*What you have to do*:
Repeat every entry in the listing below, exactly.

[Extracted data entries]

----------------

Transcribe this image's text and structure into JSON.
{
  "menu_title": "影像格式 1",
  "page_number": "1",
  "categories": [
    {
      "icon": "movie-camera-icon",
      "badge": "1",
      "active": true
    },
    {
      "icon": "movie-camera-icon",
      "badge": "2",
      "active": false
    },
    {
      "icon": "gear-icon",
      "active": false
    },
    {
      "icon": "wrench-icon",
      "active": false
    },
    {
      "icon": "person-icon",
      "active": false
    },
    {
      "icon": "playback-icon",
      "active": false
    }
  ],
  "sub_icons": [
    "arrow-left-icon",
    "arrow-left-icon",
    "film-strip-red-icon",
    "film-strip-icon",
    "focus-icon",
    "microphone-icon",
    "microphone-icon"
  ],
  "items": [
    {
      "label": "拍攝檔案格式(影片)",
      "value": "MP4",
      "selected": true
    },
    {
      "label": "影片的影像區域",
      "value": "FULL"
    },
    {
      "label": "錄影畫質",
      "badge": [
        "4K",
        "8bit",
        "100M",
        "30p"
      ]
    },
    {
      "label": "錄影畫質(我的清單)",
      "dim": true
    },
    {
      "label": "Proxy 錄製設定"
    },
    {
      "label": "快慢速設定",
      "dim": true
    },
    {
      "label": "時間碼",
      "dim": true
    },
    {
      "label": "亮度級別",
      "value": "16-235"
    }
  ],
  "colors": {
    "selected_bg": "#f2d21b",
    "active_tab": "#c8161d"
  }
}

----------------

*Task result*:
Transcribe this image's text and structure into JSON.
{
  "menu_title": "影像格式 1",
  "page_number": "1",
  "categories": [
    {
      "icon": "movie-camera-icon",
      "badge": "1",
      "active": true
    },
    {
      "icon": "movie-camera-icon",
      "badge": "2",
      "active": false
    },
    {
      "icon": "gear-icon",
      "active": false
    },
    {
      "icon": "wrench-icon",
      "active": false
    },
    {
      "icon": "person-icon",
      "active": false
    },
    {
      "icon": "playback-icon",
      "active": false
    }
  ],
  "sub_icons": [
    "arrow-left-icon",
    "arrow-left-icon",
    "film-strip-red-icon",
    "film-strip-icon",
    "focus-icon",
    "microphone-icon",
    "microphone-icon"
  ],
  "items": [
    {
      "label": "拍攝檔案格式(影片)",
      "value": "MP4",
      "selected": true
    },
    {
      "label": "影片的影像區域",
      "value": "FULL"
    },
    {
      "label": "錄影畫質",
      "badge": [
        "4K",
        "8bit",
        "100M",
        "30p"
      ]
    },
    {
      "label": "錄影畫質(我的清單)",
      "dim": true
    },
    {
      "label": "Proxy 錄製設定"
    },
    {
      "label": "快慢速設定",
      "dim": true
    },
    {
      "label": "時間碼",
      "dim": true
    },
    {
      "label": "亮度級別",
      "value": "16-235"
    }
  ],
  "colors": {
    "selected_bg": "#f2d21b",
    "active_tab": "#c8161d"
  }
}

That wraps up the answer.